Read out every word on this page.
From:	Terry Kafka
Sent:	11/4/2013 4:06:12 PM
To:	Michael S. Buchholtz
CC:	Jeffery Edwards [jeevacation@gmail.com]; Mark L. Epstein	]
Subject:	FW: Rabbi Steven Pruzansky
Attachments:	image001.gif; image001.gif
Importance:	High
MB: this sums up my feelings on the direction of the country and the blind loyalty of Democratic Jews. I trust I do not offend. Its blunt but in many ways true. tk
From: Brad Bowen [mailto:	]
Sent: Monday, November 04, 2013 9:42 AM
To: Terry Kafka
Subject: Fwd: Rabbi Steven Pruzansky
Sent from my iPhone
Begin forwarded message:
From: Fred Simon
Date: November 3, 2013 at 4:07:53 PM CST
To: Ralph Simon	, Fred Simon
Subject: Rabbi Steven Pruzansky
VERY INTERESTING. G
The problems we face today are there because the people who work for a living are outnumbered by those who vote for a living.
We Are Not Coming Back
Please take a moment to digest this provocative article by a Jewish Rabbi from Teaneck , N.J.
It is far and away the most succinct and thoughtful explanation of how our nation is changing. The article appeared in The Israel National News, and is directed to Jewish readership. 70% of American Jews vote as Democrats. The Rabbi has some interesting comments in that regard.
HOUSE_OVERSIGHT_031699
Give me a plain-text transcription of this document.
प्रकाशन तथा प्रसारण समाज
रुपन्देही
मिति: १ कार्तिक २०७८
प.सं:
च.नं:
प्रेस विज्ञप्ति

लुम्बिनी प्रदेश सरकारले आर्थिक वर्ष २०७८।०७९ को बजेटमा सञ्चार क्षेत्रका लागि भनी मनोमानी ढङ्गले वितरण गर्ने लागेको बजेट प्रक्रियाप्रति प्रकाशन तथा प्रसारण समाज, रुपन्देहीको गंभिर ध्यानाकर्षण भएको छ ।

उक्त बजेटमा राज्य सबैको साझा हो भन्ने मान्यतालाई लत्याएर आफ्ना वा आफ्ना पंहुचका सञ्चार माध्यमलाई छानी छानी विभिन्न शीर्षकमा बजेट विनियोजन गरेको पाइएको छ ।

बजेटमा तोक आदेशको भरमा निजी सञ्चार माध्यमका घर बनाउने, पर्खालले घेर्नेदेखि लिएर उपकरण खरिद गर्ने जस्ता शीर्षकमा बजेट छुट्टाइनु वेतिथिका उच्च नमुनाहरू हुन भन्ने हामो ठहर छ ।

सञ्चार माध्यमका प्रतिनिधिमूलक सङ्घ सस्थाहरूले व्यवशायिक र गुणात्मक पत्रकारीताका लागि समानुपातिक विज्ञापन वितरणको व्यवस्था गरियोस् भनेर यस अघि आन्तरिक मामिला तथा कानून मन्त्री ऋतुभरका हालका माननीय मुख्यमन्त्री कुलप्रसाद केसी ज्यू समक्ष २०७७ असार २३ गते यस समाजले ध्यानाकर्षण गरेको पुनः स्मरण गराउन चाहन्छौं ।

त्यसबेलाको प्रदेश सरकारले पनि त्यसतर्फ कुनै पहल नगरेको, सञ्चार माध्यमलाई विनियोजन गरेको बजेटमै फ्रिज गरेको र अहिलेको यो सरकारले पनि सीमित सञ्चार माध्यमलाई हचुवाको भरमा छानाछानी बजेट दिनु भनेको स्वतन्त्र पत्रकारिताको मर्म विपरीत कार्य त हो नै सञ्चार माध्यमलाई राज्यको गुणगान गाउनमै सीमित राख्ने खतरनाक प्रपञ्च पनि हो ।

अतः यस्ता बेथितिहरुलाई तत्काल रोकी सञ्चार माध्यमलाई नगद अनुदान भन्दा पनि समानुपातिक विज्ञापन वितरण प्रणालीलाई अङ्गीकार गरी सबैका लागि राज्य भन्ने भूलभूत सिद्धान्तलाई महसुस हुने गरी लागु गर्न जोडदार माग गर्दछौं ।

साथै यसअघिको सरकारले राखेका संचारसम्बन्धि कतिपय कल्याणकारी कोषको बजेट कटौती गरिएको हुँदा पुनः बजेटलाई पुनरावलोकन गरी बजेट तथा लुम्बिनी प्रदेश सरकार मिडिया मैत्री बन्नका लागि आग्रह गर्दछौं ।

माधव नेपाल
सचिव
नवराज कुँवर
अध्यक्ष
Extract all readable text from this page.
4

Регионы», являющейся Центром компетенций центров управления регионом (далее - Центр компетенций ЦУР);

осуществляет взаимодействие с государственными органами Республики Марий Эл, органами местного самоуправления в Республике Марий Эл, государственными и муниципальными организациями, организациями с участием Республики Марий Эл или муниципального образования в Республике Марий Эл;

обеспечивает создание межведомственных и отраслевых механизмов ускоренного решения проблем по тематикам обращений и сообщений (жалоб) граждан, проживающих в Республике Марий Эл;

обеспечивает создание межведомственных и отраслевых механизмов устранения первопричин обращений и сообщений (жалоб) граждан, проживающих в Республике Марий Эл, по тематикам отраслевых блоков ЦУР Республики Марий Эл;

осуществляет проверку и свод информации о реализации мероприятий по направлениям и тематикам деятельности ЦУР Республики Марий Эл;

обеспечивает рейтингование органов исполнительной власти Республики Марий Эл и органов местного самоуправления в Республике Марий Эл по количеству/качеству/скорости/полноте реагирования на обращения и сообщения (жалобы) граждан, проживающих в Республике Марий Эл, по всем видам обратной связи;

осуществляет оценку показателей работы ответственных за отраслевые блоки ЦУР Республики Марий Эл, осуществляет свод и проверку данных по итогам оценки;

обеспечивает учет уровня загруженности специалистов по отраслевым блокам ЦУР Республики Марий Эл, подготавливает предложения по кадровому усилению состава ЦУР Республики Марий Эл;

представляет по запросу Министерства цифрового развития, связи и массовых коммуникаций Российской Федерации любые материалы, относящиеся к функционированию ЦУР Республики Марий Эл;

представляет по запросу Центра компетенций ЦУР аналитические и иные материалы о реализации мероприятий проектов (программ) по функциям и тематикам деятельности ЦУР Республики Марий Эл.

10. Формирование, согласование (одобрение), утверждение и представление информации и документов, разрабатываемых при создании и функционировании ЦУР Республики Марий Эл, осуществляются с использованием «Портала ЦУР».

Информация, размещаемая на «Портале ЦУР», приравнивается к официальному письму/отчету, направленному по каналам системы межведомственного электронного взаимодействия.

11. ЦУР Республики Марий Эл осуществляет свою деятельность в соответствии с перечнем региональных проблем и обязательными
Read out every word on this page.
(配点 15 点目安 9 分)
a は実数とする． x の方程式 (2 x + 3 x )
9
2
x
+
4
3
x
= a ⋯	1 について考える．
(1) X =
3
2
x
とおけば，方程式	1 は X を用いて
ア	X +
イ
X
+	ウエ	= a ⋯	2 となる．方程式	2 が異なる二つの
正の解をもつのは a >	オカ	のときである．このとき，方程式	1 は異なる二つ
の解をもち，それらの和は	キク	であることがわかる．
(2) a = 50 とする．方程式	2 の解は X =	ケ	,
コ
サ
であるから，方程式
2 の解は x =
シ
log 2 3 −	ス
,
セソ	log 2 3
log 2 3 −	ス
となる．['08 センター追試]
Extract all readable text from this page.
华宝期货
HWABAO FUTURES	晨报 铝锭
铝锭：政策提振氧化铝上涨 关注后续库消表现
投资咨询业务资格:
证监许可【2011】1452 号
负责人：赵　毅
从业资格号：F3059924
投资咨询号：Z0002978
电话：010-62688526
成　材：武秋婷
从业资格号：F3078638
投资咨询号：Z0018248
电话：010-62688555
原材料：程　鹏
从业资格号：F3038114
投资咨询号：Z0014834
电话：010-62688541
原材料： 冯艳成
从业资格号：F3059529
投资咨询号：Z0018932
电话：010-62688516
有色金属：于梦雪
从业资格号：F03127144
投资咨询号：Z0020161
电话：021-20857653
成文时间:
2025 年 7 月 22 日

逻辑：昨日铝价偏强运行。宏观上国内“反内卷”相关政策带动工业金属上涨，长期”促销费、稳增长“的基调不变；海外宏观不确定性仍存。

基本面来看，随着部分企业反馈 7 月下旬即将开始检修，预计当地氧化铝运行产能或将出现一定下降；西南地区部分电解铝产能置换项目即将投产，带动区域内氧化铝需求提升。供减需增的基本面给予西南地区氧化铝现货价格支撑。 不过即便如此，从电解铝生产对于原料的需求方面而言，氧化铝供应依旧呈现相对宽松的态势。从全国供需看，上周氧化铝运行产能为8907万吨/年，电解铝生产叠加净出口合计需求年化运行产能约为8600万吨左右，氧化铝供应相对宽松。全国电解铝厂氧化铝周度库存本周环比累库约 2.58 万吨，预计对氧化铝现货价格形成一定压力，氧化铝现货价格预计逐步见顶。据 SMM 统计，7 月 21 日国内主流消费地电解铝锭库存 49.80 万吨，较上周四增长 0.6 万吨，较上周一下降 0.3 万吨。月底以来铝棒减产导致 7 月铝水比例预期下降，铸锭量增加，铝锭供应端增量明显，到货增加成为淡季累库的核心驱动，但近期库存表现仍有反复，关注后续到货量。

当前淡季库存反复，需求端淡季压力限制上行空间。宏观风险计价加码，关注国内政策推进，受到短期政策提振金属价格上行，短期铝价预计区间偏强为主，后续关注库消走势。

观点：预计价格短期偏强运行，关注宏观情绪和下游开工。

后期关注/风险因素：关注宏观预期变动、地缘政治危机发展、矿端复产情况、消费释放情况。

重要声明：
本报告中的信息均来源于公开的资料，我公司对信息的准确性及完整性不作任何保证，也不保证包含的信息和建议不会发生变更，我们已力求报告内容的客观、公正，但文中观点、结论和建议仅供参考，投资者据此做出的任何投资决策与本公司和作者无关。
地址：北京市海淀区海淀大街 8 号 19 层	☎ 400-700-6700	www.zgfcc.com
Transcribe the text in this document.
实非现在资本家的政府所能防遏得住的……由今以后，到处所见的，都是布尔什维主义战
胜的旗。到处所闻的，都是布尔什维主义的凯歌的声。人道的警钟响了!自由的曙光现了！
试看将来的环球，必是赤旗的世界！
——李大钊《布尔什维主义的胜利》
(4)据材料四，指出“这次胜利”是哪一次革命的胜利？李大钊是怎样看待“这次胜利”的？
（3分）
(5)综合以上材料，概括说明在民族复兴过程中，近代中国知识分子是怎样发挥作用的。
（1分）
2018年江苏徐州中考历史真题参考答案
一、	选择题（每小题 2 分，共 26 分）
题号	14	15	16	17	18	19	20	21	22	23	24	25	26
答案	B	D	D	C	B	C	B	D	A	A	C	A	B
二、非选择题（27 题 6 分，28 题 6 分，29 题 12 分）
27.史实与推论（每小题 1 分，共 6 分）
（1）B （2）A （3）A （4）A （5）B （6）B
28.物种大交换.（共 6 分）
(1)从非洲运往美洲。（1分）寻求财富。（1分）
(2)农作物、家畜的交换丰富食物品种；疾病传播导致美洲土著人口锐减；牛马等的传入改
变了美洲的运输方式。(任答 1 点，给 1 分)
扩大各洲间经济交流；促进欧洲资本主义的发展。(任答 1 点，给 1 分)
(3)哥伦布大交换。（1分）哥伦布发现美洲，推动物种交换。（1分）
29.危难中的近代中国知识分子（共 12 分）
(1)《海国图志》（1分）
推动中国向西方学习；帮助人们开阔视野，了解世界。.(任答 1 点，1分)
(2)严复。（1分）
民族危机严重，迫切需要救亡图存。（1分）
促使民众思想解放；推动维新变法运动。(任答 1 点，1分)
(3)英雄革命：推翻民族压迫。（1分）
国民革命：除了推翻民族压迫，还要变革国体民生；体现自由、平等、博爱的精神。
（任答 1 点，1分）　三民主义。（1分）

:::

• _What you need to do_:
List every line above containing the word "November".

• _Result of the task_:
Sent: Monday, November 04, 2013 9:42 AM
Date: November 3, 2013 at 4:07:53 PM CST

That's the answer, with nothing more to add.